## WORK TO DO
Pick out each line of the records in which the word "contrast" appears.

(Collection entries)

►

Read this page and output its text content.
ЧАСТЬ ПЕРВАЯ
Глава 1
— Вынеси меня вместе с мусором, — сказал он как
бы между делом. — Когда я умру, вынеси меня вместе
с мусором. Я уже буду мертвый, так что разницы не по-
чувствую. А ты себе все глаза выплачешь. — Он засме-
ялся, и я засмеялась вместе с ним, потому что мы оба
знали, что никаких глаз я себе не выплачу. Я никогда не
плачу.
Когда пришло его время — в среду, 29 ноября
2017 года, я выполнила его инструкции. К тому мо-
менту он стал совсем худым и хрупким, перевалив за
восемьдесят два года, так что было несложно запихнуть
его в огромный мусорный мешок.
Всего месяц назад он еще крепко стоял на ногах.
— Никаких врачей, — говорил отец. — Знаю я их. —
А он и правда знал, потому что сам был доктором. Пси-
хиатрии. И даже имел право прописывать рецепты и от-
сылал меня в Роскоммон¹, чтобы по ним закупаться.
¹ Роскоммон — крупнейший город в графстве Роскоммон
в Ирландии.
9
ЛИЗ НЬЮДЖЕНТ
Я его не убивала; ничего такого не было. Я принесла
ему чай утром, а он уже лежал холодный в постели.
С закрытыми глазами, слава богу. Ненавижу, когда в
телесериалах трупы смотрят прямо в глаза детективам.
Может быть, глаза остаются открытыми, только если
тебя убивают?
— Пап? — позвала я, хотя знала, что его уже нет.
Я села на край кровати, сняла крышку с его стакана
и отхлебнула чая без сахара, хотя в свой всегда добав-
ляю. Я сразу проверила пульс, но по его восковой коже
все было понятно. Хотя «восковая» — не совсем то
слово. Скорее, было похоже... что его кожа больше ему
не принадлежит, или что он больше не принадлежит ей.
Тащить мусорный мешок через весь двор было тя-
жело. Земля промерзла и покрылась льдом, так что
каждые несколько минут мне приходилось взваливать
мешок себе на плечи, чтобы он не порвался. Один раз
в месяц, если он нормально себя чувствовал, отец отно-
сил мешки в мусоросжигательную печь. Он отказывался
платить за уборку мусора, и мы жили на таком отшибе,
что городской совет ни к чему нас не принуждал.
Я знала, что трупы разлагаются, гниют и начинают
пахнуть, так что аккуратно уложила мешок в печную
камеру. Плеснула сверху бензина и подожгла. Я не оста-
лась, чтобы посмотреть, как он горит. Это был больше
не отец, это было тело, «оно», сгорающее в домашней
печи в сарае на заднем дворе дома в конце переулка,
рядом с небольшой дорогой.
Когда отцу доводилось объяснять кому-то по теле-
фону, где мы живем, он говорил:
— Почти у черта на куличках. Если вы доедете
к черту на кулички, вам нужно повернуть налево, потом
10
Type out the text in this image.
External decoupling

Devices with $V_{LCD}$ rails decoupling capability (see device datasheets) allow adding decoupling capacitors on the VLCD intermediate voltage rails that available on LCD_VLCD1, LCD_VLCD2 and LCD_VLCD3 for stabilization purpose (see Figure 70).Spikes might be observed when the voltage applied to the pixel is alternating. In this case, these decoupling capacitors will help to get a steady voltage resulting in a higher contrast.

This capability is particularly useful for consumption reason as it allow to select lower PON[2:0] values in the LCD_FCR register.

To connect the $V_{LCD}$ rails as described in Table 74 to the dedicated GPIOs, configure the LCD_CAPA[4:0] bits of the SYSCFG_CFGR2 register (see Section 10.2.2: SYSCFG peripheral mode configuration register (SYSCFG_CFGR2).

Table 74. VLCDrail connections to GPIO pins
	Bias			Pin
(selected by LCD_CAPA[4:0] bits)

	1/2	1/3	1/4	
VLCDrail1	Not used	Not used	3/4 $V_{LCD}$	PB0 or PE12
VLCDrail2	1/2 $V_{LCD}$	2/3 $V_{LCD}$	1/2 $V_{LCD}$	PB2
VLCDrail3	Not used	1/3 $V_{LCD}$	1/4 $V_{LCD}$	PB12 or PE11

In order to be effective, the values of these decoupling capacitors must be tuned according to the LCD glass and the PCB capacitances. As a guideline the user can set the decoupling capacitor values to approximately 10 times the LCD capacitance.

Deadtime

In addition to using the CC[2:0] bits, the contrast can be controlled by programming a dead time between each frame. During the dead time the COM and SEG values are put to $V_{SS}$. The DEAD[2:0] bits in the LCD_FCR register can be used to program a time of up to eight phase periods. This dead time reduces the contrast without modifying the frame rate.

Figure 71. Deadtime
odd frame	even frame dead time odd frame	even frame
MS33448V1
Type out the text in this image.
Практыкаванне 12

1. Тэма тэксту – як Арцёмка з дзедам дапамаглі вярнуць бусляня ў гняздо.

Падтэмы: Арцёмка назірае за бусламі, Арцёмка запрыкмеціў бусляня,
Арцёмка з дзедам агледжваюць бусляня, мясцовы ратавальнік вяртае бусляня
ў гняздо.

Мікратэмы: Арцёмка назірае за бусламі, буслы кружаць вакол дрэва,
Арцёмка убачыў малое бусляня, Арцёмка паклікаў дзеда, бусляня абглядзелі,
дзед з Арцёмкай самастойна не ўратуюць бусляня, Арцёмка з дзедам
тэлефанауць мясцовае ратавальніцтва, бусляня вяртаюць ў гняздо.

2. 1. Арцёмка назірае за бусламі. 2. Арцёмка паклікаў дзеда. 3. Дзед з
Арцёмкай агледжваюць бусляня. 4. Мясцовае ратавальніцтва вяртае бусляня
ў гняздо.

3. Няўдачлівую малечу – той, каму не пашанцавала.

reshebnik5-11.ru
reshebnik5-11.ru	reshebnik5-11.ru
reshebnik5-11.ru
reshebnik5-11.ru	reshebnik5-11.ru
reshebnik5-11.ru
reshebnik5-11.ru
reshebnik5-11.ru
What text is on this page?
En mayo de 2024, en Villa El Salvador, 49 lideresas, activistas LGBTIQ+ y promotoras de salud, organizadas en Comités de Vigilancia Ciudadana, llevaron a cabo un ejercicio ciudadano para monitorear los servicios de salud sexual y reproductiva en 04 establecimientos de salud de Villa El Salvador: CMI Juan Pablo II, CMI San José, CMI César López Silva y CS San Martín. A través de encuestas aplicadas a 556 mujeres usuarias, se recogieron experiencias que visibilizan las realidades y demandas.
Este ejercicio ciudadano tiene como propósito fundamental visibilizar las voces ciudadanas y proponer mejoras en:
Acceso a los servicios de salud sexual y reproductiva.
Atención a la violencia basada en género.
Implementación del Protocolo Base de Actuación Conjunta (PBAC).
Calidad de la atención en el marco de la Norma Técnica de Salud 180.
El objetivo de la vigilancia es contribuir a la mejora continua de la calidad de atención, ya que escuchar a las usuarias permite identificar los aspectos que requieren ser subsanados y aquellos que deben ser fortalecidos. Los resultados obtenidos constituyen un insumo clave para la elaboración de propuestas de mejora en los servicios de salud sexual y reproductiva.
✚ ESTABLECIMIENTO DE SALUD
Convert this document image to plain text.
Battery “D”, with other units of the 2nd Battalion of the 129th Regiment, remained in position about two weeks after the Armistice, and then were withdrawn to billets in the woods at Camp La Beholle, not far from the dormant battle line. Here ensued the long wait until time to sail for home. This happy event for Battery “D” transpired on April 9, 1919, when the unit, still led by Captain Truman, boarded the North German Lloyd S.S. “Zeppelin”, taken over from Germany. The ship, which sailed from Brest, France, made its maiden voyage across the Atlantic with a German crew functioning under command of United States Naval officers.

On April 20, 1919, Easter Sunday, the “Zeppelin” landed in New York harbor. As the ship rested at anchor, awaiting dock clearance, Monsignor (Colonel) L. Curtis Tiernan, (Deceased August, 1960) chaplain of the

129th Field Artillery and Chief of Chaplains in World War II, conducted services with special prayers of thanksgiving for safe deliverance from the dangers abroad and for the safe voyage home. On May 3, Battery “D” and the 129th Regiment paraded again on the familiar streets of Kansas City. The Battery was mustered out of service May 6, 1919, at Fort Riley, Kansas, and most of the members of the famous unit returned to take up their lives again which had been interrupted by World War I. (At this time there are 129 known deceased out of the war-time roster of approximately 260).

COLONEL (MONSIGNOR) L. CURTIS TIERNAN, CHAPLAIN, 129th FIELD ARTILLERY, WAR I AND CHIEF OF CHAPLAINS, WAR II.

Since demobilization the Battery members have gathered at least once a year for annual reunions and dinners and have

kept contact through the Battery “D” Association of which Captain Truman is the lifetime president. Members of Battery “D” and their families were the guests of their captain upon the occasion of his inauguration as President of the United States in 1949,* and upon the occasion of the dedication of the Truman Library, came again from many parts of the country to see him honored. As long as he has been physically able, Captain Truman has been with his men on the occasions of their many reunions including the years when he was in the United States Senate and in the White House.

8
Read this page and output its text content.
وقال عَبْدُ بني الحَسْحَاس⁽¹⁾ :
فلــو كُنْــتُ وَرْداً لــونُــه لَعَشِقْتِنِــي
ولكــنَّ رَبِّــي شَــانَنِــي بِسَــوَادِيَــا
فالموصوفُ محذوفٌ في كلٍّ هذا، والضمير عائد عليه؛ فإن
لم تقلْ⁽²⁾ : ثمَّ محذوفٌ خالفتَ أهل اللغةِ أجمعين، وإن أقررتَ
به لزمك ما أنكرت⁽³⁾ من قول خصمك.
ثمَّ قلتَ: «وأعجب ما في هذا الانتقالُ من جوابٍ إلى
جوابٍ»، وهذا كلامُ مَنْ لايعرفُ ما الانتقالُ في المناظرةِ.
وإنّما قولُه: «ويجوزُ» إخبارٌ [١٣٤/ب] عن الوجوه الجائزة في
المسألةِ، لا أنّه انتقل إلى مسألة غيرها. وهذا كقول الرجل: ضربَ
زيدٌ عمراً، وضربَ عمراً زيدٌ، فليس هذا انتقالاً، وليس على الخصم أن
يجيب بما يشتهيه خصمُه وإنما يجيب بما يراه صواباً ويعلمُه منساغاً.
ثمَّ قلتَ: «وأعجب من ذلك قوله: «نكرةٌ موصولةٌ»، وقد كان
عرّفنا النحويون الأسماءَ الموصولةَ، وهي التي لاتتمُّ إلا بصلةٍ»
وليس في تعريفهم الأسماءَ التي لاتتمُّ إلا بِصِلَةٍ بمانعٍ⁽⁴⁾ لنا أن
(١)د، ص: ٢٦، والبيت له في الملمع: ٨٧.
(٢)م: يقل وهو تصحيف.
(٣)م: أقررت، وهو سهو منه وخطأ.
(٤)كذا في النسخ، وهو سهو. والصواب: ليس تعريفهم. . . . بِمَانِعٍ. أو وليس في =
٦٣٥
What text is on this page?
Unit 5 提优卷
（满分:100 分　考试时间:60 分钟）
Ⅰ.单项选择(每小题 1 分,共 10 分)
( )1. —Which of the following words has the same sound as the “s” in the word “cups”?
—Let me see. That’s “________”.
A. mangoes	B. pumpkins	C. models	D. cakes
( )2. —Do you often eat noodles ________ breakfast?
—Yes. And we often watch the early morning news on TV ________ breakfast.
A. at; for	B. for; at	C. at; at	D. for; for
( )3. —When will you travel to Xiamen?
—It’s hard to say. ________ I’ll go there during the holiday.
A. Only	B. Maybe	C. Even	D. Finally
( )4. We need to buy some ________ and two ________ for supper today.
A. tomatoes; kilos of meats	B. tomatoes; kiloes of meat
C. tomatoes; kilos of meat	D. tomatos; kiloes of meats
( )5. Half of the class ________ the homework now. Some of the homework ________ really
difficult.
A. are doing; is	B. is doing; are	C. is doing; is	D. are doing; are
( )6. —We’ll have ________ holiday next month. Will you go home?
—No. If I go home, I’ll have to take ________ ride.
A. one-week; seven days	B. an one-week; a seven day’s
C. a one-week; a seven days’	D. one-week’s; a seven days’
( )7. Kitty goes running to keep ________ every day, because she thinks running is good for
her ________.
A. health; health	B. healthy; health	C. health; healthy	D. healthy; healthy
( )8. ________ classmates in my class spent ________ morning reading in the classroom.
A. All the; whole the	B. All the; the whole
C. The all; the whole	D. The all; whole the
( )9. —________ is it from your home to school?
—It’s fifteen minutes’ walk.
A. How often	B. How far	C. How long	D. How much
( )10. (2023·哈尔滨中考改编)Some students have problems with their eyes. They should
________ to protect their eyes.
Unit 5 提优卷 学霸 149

◄

## WRITTEN REPLY
Devices with $V_{LCD}$ rails decoupling capability (see device datasheets) allow adding decoupling capacitors on the VLCD intermediate voltage rails that available on LCD_VLCD1, LCD_VLCD2 and LCD_VLCD3 for stabilization purpose (see Figure 70).Spikes might be observed when the voltage applied to the pixel is alternating. In this case, these decoupling capacitors will help to get a steady voltage resulting in a higher contrast.
In addition to using the CC[2:0] bits, the contrast can be controlled by programming a dead time between each frame. During the dead time the COM and SEG values are put to $V_{SS}$. The DEAD[2:0] bits in the LCD_FCR register can be used to program a time of up to eight phase periods. This dead time reduces the contrast without modifying the frame rate.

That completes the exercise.